* DATA FOR THIS TASK *
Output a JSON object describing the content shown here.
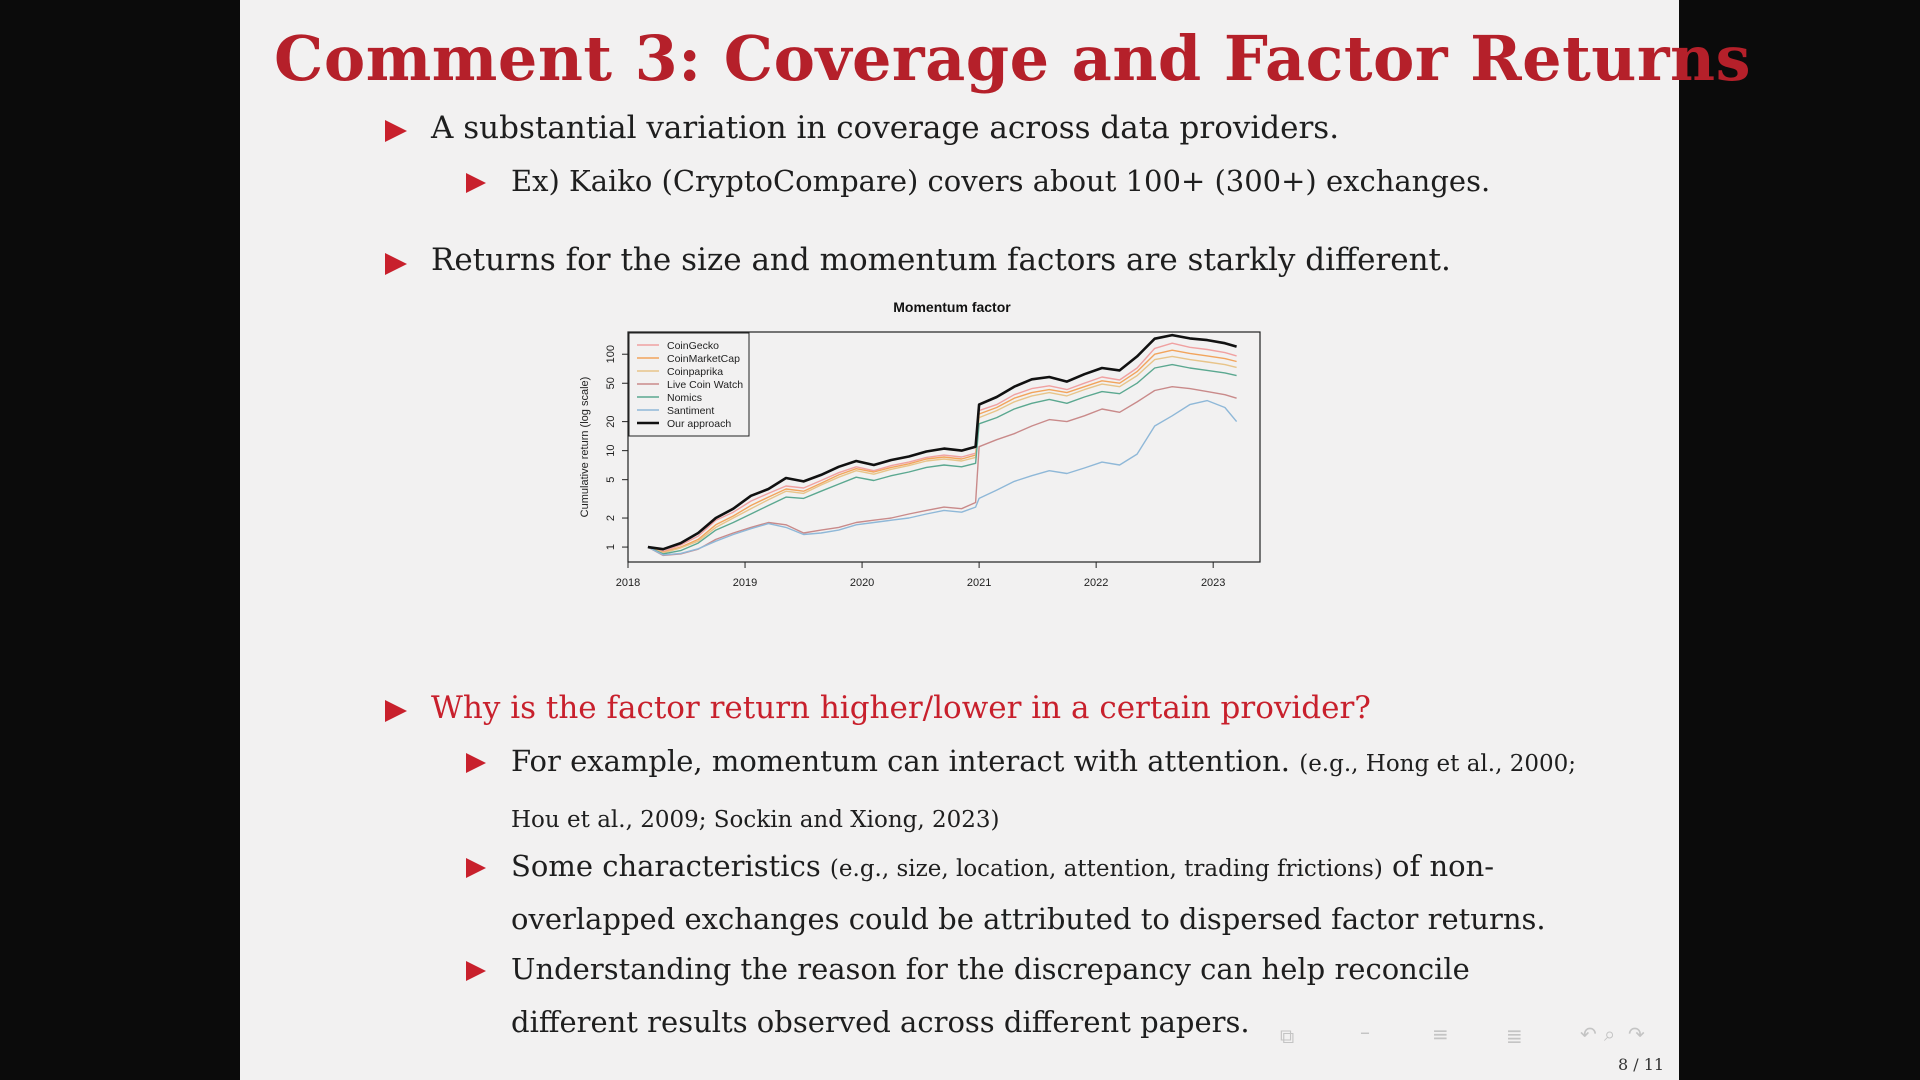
{
  "slide": {
    "title": "Comment 3: Coverage and Factor Returns",
    "page_number": "8 / 11",
    "bullets": {
      "b1": "A substantial variation in coverage across data providers.",
      "b1_1": "Ex) Kaiko (CryptoCompare) covers about 100+ (300+) exchanges.",
      "b2": "Returns for the size and momentum factors are starkly different.",
      "b3": "Why is the factor return higher/lower in a certain provider?",
      "b3_1_main": "For example, momentum can interact with attention.",
      "b3_1_cite_a": "(e.g., Hong et al., 2000;",
      "b3_1_cite_b": "Hou et al., 2009; Sockin and Xiong, 2023)",
      "b3_2_a": "Some characteristics",
      "b3_2_cite": "(e.g., size, location, attention, trading frictions)",
      "b3_2_b": "of non-",
      "b3_2_c": "overlapped exchanges could be attributed to dispersed factor returns.",
      "b3_3_a": "Understanding the reason for the discrepancy can help reconcile",
      "b3_3_b": "different results observed across different papers."
    },
    "nav_icons": [
      "frame-icon",
      "section-icon",
      "subsection-icon",
      "slide-icon",
      "search-icon",
      "undo-icon"
    ]
  },
  "colors": {
    "accent": "#c8202c",
    "title": "#b5202a"
  },
  "chart_data": {
    "type": "line",
    "title": "Momentum factor",
    "xlabel": "",
    "ylabel": "Cumulative return (log scale)",
    "xlim": [
      2018.0,
      2023.4
    ],
    "x_ticks": [
      "2018",
      "2019",
      "2020",
      "2021",
      "2022",
      "2023"
    ],
    "y_scale": "log",
    "ylim": [
      0.7,
      170
    ],
    "y_ticks": [
      "1",
      "2",
      "5",
      "10",
      "20",
      "50",
      "100"
    ],
    "legend_position": "top-left",
    "x": [
      2018.17,
      2018.3,
      2018.45,
      2018.6,
      2018.75,
      2018.9,
      2019.05,
      2019.2,
      2019.35,
      2019.5,
      2019.65,
      2019.8,
      2019.95,
      2020.1,
      2020.25,
      2020.4,
      2020.55,
      2020.7,
      2020.85,
      2020.97,
      2021.0,
      2021.15,
      2021.3,
      2021.45,
      2021.6,
      2021.75,
      2021.9,
      2022.05,
      2022.2,
      2022.35,
      2022.5,
      2022.65,
      2022.8,
      2022.95,
      2023.1,
      2023.2
    ],
    "series": [
      {
        "name": "CoinGecko",
        "color": "#f0a1a1",
        "values": [
          1.0,
          0.9,
          1.05,
          1.3,
          1.9,
          2.3,
          3.0,
          3.6,
          4.3,
          4.1,
          4.9,
          5.9,
          6.8,
          6.2,
          7.0,
          7.6,
          8.5,
          9.0,
          8.6,
          9.4,
          26,
          30,
          38,
          44,
          47,
          43,
          50,
          58,
          54,
          72,
          115,
          130,
          118,
          112,
          104,
          96
        ]
      },
      {
        "name": "CoinMarketCap",
        "color": "#f2a45c",
        "values": [
          1.0,
          0.88,
          1.0,
          1.2,
          1.7,
          2.1,
          2.7,
          3.3,
          4.0,
          3.8,
          4.6,
          5.6,
          6.5,
          6.0,
          6.7,
          7.3,
          8.2,
          8.6,
          8.2,
          9.0,
          24,
          28,
          35,
          40,
          43,
          40,
          46,
          53,
          50,
          66,
          100,
          110,
          102,
          96,
          90,
          84
        ]
      },
      {
        "name": "Coinpaprika",
        "color": "#e8c489",
        "values": [
          1.0,
          0.87,
          0.98,
          1.15,
          1.6,
          2.0,
          2.5,
          3.1,
          3.8,
          3.6,
          4.4,
          5.3,
          6.2,
          5.7,
          6.4,
          7.0,
          7.8,
          8.2,
          7.8,
          8.5,
          22,
          26,
          32,
          37,
          40,
          37,
          43,
          49,
          46,
          60,
          88,
          95,
          88,
          83,
          78,
          73
        ]
      },
      {
        "name": "Live Coin Watch",
        "color": "#c98a8a",
        "values": [
          1.0,
          0.82,
          0.85,
          0.95,
          1.2,
          1.4,
          1.6,
          1.8,
          1.7,
          1.4,
          1.5,
          1.6,
          1.8,
          1.9,
          2.0,
          2.2,
          2.4,
          2.6,
          2.5,
          2.9,
          11,
          13,
          15,
          18,
          21,
          20,
          23,
          27,
          25,
          32,
          42,
          46,
          44,
          41,
          38,
          35
        ]
      },
      {
        "name": "Nomics",
        "color": "#5ba890",
        "values": [
          1.0,
          0.85,
          0.92,
          1.1,
          1.5,
          1.8,
          2.2,
          2.7,
          3.3,
          3.2,
          3.8,
          4.5,
          5.3,
          4.9,
          5.5,
          6.0,
          6.7,
          7.1,
          6.8,
          7.4,
          19,
          22,
          27,
          31,
          34,
          31,
          36,
          41,
          39,
          50,
          72,
          78,
          72,
          68,
          64,
          60
        ]
      },
      {
        "name": "Santiment",
        "color": "#8fb8d8",
        "values": [
          1.0,
          0.83,
          0.86,
          0.96,
          1.15,
          1.35,
          1.55,
          1.75,
          1.6,
          1.35,
          1.4,
          1.5,
          1.7,
          1.8,
          1.9,
          2.0,
          2.2,
          2.4,
          2.3,
          2.6,
          3.2,
          3.9,
          4.8,
          5.5,
          6.2,
          5.8,
          6.6,
          7.6,
          7.1,
          9.2,
          18,
          23,
          30,
          33,
          28,
          20
        ]
      },
      {
        "name": "Our approach",
        "color": "#111111",
        "values": [
          1.0,
          0.95,
          1.1,
          1.4,
          2.0,
          2.5,
          3.4,
          4.0,
          5.2,
          4.8,
          5.6,
          6.8,
          7.8,
          7.1,
          8.0,
          8.7,
          9.8,
          10.5,
          10.0,
          11.0,
          30,
          36,
          46,
          55,
          58,
          52,
          62,
          72,
          68,
          95,
          145,
          158,
          146,
          140,
          130,
          120
        ]
      }
    ]
  }
}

* EXERCISE TASK *
Write every entry out again exactly, dropping the pictures.

* FULL SOLUTION *
Output a JSON object describing the content shown here.
{
  "slide": {
    "title": "Comment 3: Coverage and Factor Returns",
    "page_number": "8 / 11",
    "bullets": {
      "b1": "A substantial variation in coverage across data providers.",
      "b1_1": "Ex) Kaiko (CryptoCompare) covers about 100+ (300+) exchanges.",
      "b2": "Returns for the size and momentum factors are starkly different.",
      "b3": "Why is the factor return higher/lower in a certain provider?",
      "b3_1_main": "For example, momentum can interact with attention.",
      "b3_1_cite_a": "(e.g., Hong et al., 2000;",
      "b3_1_cite_b": "Hou et al., 2009; Sockin and Xiong, 2023)",
      "b3_2_a": "Some characteristics",
      "b3_2_cite": "(e.g., size, location, attention, trading frictions)",
      "b3_2_b": "of non-",
      "b3_2_c": "overlapped exchanges could be attributed to dispersed factor returns.",
      "b3_3_a": "Understanding the reason for the discrepancy can help reconcile",
      "b3_3_b": "different results observed across different papers."
    },
    "nav_icons": [
      "frame-icon",
      "section-icon",
      "subsection-icon",
      "slide-icon",
      "search-icon",
      "undo-icon"
    ]
  },
  "colors": {
    "accent": "#c8202c",
    "title": "#b5202a"
  },
  "chart_data": {
    "type": "line",
    "title": "Momentum factor",
    "xlabel": "",
    "ylabel": "Cumulative return (log scale)",
    "xlim": [
      2018.0,
      2023.4
    ],
    "x_ticks": [
      "2018",
      "2019",
      "2020",
      "2021",
      "2022",
      "2023"
    ],
    "y_scale": "log",
    "ylim": [
      0.7,
      170
    ],
    "y_ticks": [
      "1",
      "2",
      "5",
      "10",
      "20",
      "50",
      "100"
    ],
    "legend_position": "top-left",
    "x": [
      2018.17,
      2018.3,
      2018.45,
      2018.6,
      2018.75,
      2018.9,
      2019.05,
      2019.2,
      2019.35,
      2019.5,
      2019.65,
      2019.8,
      2019.95,
      2020.1,
      2020.25,
      2020.4,
      2020.55,
      2020.7,
      2020.85,
      2020.97,
      2021.0,
      2021.15,
      2021.3,
      2021.45,
      2021.6,
      2021.75,
      2021.9,
      2022.05,
      2022.2,
      2022.35,
      2022.5,
      2022.65,
      2022.8,
      2022.95,
      2023.1,
      2023.2
    ],
    "series": [
      {
        "name": "CoinGecko",
        "color": "#f0a1a1",
        "values": [
          1.0,
          0.9,
          1.05,
          1.3,
          1.9,
          2.3,
          3.0,
          3.6,
          4.3,
          4.1,
          4.9,
          5.9,
          6.8,
          6.2,
          7.0,
          7.6,
          8.5,
          9.0,
          8.6,
          9.4,
          26,
          30,
          38,
          44,
          47,
          43,
          50,
          58,
          54,
          72,
          115,
          130,
          118,
          112,
          104,
          96
        ]
      },
      {
        "name": "CoinMarketCap",
        "color": "#f2a45c",
        "values": [
          1.0,
          0.88,
          1.0,
          1.2,
          1.7,
          2.1,
          2.7,
          3.3,
          4.0,
          3.8,
          4.6,
          5.6,
          6.5,
          6.0,
          6.7,
          7.3,
          8.2,
          8.6,
          8.2,
          9.0,
          24,
          28,
          35,
          40,
          43,
          40,
          46,
          53,
          50,
          66,
          100,
          110,
          102,
          96,
          90,
          84
        ]
      },
      {
        "name": "Coinpaprika",
        "color": "#e8c489",
        "values": [
          1.0,
          0.87,
          0.98,
          1.15,
          1.6,
          2.0,
          2.5,
          3.1,
          3.8,
          3.6,
          4.4,
          5.3,
          6.2,
          5.7,
          6.4,
          7.0,
          7.8,
          8.2,
          7.8,
          8.5,
          22,
          26,
          32,
          37,
          40,
          37,
          43,
          49,
          46,
          60,
          88,
          95,
          88,
          83,
          78,
          73
        ]
      },
      {
        "name": "Live Coin Watch",
        "color": "#c98a8a",
        "values": [
          1.0,
          0.82,
          0.85,
          0.95,
          1.2,
          1.4,
          1.6,
          1.8,
          1.7,
          1.4,
          1.5,
          1.6,
          1.8,
          1.9,
          2.0,
          2.2,
          2.4,
          2.6,
          2.5,
          2.9,
          11,
          13,
          15,
          18,
          21,
          20,
          23,
          27,
          25,
          32,
          42,
          46,
          44,
          41,
          38,
          35
        ]
      },
      {
        "name": "Nomics",
        "color": "#5ba890",
        "values": [
          1.0,
          0.85,
          0.92,
          1.1,
          1.5,
          1.8,
          2.2,
          2.7,
          3.3,
          3.2,
          3.8,
          4.5,
          5.3,
          4.9,
          5.5,
          6.0,
          6.7,
          7.1,
          6.8,
          7.4,
          19,
          22,
          27,
          31,
          34,
          31,
          36,
          41,
          39,
          50,
          72,
          78,
          72,
          68,
          64,
          60
        ]
      },
      {
        "name": "Santiment",
        "color": "#8fb8d8",
        "values": [
          1.0,
          0.83,
          0.86,
          0.96,
          1.15,
          1.35,
          1.55,
          1.75,
          1.6,
          1.35,
          1.4,
          1.5,
          1.7,
          1.8,
          1.9,
          2.0,
          2.2,
          2.4,
          2.3,
          2.6,
          3.2,
          3.9,
          4.8,
          5.5,
          6.2,
          5.8,
          6.6,
          7.6,
          7.1,
          9.2,
          18,
          23,
          30,
          33,
          28,
          20
        ]
      },
      {
        "name": "Our approach",
        "color": "#111111",
        "values": [
          1.0,
          0.95,
          1.1,
          1.4,
          2.0,
          2.5,
          3.4,
          4.0,
          5.2,
          4.8,
          5.6,
          6.8,
          7.8,
          7.1,
          8.0,
          8.7,
          9.8,
          10.5,
          10.0,
          11.0,
          30,
          36,
          46,
          55,
          58,
          52,
          62,
          72,
          68,
          95,
          145,
          158,
          146,
          140,
          130,
          120
        ]
      }
    ]
  }
}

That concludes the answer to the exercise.